(THE INPUT):
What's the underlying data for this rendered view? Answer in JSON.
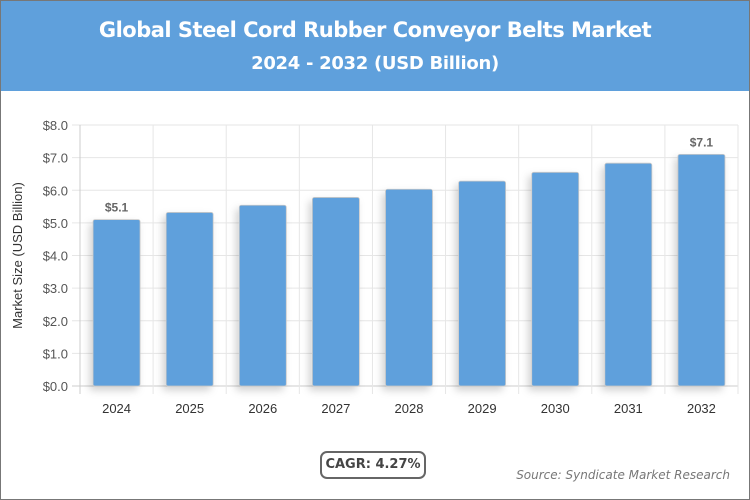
{
  "header": {
    "title": "Global Steel Cord Rubber Conveyor Belts Market",
    "subtitle": "2024 - 2032 (USD Billion)"
  },
  "cagr": "CAGR: 4.27%",
  "source": "Source: Syndicate Market Research",
  "chart_data": {
    "type": "bar",
    "title": "Global Steel Cord Rubber Conveyor Belts Market",
    "subtitle": "2024 - 2032 (USD Billion)",
    "xlabel": "",
    "ylabel": "Market Size (USD Billion)",
    "categories": [
      "2024",
      "2025",
      "2026",
      "2027",
      "2028",
      "2029",
      "2030",
      "2031",
      "2032"
    ],
    "values": [
      5.1,
      5.32,
      5.54,
      5.78,
      6.03,
      6.28,
      6.55,
      6.83,
      7.1
    ],
    "data_labels": {
      "2024": "$5.1",
      "2032": "$7.1"
    },
    "ylim": [
      0,
      8
    ],
    "yticks": [
      "$0.0",
      "$1.0",
      "$2.0",
      "$3.0",
      "$4.0",
      "$5.0",
      "$6.0",
      "$7.0",
      "$8.0"
    ],
    "grid": true,
    "bar_color": "#5fa0dc"
  }
}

(EXERCISE DESCRIPTION): Which lines hold the word "Billion"? Copy every one of them.

(RESULT BELOW):
    "subtitle": "2024 - 2032 (USD Billion)"
    "subtitle": "2024 - 2032 (USD Billion)",
    "ylabel": "Market Size (USD Billion)",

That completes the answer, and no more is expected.